**TASK PROMPT:** Examine each line of the data. Copy those that contain the string "color".
** Start **
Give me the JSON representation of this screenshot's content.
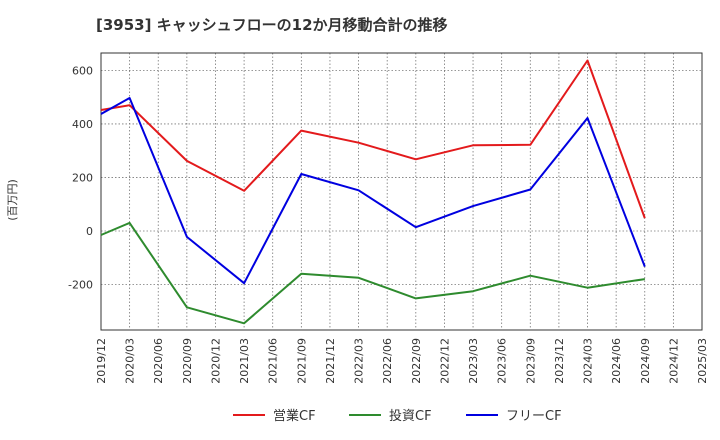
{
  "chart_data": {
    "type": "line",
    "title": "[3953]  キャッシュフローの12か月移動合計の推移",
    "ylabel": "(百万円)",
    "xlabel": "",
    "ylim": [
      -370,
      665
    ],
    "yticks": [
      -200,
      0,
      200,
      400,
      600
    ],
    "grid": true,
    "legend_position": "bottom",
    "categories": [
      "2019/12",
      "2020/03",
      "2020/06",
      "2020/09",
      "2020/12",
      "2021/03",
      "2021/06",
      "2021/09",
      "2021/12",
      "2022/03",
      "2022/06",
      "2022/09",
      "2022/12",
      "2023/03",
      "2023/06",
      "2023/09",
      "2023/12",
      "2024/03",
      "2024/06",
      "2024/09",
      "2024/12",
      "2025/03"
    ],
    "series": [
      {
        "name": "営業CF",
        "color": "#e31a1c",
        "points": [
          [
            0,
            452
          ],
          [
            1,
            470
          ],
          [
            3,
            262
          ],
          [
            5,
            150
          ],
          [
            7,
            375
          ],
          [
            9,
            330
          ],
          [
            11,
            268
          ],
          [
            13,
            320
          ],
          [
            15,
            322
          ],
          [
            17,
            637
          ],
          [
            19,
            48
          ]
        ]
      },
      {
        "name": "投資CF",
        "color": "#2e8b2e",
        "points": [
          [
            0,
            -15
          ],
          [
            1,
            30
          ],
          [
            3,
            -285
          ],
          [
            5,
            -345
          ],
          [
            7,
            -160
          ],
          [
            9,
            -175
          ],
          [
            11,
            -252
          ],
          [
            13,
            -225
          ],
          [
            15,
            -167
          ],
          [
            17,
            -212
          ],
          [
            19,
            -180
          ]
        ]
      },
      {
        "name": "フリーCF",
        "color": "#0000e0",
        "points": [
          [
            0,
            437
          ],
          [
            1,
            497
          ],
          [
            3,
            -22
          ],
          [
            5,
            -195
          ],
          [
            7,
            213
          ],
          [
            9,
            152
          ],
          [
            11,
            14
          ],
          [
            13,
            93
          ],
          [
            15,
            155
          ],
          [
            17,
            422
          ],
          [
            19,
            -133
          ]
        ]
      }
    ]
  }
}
** End **
**RESULT FOR THIS EXERCISE:**
        "color": "#e31a1c",
        "color": "#2e8b2e",
        "color": "#0000e0",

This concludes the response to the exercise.